* _Exercise brief_
Sort through the data and copy the lines holding the word "ДОКУМЕНТЫ".
* START Data extract *
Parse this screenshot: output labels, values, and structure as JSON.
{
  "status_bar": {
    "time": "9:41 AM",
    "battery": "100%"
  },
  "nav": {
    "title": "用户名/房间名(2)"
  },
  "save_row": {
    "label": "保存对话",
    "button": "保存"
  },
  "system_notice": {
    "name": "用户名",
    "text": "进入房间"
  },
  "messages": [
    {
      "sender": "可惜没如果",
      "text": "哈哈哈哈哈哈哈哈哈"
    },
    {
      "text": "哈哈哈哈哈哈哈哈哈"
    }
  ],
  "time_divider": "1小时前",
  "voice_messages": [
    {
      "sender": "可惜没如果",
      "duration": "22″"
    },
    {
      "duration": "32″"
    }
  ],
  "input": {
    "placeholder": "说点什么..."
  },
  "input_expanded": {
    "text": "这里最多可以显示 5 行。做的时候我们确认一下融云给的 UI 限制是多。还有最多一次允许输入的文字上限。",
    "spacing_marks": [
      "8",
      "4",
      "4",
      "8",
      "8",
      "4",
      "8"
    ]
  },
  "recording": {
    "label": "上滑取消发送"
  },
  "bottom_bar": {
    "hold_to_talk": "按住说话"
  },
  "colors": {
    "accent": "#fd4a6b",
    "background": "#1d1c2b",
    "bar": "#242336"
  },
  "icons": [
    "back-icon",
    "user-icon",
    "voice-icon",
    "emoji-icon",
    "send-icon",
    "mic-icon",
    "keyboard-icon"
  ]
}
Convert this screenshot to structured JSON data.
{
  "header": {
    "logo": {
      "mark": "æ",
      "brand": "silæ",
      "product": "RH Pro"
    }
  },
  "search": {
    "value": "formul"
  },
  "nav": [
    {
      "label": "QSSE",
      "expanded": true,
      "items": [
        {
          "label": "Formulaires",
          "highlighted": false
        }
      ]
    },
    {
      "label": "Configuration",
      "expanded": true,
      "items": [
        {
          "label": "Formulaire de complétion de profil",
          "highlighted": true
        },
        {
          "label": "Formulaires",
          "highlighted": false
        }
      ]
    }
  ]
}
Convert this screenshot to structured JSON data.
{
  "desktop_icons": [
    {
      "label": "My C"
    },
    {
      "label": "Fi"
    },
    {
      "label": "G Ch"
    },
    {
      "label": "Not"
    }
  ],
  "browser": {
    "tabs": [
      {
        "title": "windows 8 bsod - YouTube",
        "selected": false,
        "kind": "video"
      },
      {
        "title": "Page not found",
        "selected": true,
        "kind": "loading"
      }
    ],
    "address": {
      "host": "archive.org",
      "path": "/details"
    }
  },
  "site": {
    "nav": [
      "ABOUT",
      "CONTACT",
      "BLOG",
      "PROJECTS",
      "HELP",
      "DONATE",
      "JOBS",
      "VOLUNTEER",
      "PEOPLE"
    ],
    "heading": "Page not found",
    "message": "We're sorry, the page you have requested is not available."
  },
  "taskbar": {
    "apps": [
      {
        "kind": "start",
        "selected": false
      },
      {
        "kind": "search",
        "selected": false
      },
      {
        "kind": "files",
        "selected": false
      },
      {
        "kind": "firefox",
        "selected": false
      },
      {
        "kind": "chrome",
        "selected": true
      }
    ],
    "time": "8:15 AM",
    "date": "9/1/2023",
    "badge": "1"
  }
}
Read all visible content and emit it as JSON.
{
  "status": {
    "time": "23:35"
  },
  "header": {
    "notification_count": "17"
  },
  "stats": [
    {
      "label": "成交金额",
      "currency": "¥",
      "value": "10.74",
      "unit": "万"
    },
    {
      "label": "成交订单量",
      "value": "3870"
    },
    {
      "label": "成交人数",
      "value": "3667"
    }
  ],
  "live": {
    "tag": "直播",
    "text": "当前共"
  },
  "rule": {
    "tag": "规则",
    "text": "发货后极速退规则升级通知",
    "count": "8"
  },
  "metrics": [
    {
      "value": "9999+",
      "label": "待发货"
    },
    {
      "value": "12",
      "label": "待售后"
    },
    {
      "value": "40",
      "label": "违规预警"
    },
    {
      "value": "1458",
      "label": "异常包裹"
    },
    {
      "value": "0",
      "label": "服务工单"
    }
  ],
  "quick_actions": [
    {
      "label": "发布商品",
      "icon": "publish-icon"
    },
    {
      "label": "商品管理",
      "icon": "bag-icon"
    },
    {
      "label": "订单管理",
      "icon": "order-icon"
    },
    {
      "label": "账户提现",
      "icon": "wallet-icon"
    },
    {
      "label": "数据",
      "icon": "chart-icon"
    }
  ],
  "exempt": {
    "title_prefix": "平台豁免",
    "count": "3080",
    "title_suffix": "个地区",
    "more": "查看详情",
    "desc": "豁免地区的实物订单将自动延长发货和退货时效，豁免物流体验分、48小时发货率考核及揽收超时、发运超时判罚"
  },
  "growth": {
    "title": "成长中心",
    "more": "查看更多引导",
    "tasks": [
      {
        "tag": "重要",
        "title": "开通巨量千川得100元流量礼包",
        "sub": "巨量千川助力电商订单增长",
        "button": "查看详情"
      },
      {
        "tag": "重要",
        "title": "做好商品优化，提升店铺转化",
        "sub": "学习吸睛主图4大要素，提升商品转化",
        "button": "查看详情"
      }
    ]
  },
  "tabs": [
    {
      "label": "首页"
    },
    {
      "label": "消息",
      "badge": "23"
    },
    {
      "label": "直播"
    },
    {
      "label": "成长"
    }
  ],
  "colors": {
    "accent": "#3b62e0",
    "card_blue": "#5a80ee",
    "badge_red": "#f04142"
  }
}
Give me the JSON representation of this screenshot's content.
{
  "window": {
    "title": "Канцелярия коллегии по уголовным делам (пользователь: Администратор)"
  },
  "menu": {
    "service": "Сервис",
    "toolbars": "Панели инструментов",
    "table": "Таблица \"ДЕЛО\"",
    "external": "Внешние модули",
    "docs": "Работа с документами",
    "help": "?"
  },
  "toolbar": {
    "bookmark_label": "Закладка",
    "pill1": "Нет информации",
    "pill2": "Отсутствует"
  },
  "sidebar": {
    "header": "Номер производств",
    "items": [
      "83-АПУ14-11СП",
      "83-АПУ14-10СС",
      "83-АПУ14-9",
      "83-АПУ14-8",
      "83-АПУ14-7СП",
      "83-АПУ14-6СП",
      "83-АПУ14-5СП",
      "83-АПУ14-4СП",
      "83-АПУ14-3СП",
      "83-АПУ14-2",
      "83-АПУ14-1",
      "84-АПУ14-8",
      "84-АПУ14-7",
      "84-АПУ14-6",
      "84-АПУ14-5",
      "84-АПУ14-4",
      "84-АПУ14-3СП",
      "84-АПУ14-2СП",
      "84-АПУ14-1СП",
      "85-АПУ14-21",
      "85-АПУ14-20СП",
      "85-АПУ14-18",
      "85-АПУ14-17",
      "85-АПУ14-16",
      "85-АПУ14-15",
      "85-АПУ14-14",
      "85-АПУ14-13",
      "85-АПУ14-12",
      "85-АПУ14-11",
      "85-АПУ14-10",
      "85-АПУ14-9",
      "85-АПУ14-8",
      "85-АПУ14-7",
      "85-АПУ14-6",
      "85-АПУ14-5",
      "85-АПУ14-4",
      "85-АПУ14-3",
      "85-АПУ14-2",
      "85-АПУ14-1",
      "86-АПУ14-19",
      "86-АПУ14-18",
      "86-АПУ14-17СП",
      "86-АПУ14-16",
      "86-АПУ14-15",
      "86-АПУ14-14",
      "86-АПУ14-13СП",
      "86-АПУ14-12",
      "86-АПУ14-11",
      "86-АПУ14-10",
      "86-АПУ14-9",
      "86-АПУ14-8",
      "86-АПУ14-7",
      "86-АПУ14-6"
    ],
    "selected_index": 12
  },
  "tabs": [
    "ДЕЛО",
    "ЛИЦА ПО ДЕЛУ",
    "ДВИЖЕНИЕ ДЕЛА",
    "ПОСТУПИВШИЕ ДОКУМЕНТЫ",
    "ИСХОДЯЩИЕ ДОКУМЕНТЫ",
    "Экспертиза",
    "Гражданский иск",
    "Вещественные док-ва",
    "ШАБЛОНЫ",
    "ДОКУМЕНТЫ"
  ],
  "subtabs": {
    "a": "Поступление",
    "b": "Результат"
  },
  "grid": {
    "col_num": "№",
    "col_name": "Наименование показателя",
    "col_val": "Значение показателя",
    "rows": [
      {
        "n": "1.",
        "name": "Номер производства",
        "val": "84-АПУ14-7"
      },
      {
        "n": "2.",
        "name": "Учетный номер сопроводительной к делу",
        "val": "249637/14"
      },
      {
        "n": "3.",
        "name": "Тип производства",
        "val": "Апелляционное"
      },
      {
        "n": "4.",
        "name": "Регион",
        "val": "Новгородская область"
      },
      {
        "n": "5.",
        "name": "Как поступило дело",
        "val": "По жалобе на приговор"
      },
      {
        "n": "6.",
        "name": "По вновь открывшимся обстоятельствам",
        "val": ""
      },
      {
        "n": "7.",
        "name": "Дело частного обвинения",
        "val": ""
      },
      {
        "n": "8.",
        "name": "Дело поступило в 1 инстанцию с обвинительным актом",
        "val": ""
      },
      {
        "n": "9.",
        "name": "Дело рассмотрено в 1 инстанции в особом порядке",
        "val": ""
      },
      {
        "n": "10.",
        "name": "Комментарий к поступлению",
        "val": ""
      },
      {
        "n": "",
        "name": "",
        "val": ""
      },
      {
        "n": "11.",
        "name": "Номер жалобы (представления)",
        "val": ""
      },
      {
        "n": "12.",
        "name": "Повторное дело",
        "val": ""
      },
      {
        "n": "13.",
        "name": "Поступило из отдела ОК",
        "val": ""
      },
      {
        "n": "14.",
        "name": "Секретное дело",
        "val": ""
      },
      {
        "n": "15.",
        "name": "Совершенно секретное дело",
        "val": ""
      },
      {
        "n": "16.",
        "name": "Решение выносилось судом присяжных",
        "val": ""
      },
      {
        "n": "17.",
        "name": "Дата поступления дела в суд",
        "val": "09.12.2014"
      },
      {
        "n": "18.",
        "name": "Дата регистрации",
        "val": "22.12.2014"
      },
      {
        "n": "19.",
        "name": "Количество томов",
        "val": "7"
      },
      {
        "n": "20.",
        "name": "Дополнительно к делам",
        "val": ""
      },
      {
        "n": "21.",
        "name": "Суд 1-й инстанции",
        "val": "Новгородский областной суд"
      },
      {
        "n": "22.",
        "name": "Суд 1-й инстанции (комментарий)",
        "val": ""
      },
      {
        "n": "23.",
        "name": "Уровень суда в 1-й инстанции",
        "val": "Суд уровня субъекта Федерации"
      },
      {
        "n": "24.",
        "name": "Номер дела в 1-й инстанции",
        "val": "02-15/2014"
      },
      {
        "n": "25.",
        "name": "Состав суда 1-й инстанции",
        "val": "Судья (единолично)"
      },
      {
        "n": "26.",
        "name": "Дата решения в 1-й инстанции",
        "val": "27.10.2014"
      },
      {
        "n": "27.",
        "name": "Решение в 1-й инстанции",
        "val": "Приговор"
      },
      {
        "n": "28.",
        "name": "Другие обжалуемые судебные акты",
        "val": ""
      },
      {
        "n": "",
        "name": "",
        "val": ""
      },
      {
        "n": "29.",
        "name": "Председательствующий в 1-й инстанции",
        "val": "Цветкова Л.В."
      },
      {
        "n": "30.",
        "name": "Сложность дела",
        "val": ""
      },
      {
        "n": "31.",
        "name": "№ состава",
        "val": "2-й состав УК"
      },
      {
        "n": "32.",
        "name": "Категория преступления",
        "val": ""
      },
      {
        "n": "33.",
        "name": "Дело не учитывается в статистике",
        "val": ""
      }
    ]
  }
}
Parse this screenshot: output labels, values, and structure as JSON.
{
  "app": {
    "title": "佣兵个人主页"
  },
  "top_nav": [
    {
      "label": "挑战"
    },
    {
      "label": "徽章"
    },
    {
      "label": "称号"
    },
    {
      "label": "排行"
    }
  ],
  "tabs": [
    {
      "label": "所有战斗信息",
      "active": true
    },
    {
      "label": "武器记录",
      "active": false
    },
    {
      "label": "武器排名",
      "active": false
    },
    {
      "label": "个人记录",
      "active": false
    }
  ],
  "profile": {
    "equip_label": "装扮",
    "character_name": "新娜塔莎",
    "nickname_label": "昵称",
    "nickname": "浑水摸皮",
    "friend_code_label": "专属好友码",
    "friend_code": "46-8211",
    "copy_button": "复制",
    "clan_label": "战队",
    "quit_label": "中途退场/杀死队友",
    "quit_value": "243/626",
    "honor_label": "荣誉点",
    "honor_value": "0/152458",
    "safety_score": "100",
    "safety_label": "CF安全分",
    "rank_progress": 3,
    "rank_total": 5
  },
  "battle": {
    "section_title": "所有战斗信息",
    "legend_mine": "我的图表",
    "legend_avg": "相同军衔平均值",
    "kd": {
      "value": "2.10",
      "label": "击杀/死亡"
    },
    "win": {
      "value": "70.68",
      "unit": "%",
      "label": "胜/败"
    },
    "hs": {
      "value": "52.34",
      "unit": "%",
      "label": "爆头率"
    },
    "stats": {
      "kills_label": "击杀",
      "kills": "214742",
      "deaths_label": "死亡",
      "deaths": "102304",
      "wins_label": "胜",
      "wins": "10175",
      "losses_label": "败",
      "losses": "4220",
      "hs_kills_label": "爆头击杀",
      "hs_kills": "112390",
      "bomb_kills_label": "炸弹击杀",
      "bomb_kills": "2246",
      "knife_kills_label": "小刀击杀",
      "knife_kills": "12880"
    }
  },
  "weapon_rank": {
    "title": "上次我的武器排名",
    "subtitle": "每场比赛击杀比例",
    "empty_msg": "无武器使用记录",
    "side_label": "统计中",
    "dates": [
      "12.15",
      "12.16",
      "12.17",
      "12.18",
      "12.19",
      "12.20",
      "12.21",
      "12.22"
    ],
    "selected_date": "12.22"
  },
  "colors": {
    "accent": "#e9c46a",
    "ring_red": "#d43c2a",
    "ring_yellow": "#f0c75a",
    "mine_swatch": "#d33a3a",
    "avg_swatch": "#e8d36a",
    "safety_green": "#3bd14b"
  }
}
* END Data extract *
* _Problem solution_
    "ПОСТУПИВШИЕ ДОКУМЕНТЫ",
    "ИСХОДЯЩИЕ ДОКУМЕНТЫ",
    "ДОКУМЕНТЫ"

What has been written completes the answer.